> _Aim_
Reply with nothing except the number of lines that contain the word "точку".
◇ ◇ ◇
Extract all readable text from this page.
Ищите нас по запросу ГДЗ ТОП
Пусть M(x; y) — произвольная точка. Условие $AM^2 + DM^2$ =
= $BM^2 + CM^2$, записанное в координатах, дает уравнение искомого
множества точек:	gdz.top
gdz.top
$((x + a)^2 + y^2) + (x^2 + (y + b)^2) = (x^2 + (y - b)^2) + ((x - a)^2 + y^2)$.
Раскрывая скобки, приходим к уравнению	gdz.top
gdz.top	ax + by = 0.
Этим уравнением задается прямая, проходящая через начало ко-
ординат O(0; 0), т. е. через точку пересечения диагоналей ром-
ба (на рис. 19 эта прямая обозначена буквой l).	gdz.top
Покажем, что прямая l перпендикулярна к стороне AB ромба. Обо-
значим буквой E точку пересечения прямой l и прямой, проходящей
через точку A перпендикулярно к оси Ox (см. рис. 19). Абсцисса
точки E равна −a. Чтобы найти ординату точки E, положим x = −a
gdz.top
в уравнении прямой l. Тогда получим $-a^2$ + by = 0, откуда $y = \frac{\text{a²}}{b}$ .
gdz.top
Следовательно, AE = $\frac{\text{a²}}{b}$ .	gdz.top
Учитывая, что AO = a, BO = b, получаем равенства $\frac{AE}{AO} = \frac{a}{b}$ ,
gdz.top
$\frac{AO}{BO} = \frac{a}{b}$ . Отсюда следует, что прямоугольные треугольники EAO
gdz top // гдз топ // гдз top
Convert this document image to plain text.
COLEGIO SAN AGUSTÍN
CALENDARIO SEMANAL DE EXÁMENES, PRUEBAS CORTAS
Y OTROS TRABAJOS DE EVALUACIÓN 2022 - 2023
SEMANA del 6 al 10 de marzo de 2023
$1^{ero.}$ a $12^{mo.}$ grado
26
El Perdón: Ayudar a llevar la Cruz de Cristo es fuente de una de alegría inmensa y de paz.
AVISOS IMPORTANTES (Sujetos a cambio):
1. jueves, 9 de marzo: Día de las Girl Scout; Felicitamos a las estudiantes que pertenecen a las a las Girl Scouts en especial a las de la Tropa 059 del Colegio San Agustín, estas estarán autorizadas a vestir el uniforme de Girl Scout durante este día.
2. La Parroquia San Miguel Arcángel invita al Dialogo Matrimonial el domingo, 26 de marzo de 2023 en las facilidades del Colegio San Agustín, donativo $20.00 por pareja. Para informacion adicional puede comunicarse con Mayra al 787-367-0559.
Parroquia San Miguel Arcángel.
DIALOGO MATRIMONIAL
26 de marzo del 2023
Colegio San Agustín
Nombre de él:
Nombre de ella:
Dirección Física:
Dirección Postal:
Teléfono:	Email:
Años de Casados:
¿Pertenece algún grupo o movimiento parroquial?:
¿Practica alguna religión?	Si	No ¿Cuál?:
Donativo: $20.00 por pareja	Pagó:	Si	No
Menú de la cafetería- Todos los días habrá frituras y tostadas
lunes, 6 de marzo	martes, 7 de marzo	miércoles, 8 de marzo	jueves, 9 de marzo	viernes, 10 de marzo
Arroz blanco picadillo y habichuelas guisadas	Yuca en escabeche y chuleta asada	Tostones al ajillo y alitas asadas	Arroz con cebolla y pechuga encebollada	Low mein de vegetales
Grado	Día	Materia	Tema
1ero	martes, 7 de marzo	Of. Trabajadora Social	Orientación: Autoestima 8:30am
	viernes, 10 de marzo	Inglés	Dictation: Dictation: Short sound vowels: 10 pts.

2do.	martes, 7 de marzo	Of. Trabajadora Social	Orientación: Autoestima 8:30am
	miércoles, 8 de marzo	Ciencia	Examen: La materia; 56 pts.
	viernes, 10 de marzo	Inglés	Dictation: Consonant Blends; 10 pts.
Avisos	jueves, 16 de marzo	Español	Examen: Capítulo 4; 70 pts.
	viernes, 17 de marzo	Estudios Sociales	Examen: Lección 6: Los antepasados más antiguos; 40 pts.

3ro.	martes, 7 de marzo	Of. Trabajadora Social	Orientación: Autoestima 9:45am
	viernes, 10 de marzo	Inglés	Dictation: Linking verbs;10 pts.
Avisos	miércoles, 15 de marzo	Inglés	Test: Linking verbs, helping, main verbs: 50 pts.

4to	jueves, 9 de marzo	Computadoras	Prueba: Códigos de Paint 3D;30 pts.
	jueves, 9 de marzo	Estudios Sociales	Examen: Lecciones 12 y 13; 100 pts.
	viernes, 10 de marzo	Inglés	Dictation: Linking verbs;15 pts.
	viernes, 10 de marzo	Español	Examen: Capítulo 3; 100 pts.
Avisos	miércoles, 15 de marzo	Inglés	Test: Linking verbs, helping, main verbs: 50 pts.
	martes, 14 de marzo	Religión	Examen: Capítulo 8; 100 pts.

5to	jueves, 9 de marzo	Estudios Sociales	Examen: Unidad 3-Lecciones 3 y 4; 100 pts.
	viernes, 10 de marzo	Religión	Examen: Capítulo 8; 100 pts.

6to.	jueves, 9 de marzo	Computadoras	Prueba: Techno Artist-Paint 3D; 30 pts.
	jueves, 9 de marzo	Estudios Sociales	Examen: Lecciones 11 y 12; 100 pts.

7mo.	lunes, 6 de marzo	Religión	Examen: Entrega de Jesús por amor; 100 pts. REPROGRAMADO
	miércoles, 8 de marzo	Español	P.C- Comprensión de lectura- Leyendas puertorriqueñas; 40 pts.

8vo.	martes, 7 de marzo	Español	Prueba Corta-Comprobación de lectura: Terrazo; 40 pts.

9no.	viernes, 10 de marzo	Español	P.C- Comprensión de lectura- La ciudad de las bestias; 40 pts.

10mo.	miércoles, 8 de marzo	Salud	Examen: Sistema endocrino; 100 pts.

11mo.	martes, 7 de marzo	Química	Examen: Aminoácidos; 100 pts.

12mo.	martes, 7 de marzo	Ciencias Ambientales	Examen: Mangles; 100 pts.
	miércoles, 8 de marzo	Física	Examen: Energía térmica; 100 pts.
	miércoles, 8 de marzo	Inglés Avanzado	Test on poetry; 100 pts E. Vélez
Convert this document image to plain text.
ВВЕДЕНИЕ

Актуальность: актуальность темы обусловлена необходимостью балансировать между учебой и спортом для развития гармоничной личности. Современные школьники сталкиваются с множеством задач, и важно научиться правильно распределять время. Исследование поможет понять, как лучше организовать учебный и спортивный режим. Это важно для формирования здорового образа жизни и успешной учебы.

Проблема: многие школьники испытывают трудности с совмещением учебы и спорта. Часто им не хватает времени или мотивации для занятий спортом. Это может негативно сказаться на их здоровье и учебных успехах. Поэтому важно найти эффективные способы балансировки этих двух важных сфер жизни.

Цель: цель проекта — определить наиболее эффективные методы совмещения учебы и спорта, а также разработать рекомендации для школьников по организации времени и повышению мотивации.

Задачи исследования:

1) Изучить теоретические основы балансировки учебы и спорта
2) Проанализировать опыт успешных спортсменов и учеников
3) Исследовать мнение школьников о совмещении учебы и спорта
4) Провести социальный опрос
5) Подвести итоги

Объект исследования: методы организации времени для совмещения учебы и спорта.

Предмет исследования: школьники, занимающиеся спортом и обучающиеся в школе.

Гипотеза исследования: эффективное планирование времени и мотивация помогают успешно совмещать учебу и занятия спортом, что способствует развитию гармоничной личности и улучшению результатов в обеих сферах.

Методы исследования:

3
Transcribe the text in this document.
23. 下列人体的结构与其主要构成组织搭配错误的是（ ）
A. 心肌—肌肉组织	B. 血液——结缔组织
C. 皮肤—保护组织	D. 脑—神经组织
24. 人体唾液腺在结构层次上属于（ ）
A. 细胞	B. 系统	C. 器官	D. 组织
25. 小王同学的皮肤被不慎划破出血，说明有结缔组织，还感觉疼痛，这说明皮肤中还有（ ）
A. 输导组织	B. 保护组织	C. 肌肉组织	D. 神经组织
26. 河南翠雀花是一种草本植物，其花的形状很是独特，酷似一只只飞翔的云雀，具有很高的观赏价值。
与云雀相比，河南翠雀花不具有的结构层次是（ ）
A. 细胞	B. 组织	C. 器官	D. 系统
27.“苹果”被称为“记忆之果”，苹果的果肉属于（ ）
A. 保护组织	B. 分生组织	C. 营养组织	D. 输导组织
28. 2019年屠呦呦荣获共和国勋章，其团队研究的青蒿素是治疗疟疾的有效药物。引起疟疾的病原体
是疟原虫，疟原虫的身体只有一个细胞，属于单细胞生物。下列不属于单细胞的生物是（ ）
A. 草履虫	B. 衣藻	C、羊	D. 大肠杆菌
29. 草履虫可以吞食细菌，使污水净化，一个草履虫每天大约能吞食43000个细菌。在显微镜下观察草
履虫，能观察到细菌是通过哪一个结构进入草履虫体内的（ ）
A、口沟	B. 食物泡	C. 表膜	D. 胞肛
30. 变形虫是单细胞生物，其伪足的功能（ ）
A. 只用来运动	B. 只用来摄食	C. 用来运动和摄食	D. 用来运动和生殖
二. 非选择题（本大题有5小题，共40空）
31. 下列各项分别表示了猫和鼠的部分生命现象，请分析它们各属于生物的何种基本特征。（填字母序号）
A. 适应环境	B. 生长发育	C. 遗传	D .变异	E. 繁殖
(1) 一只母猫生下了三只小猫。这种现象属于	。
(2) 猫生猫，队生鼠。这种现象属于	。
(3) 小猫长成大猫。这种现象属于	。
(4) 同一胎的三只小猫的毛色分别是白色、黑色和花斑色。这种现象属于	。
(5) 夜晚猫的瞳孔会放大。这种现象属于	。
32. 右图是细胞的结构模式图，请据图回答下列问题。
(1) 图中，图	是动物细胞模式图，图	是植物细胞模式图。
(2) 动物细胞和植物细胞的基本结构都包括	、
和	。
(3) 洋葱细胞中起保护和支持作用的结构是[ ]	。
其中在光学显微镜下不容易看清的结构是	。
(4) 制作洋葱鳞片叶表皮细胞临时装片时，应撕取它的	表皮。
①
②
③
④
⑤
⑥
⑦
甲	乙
◇ ◇ ◇
> _Right answer_
3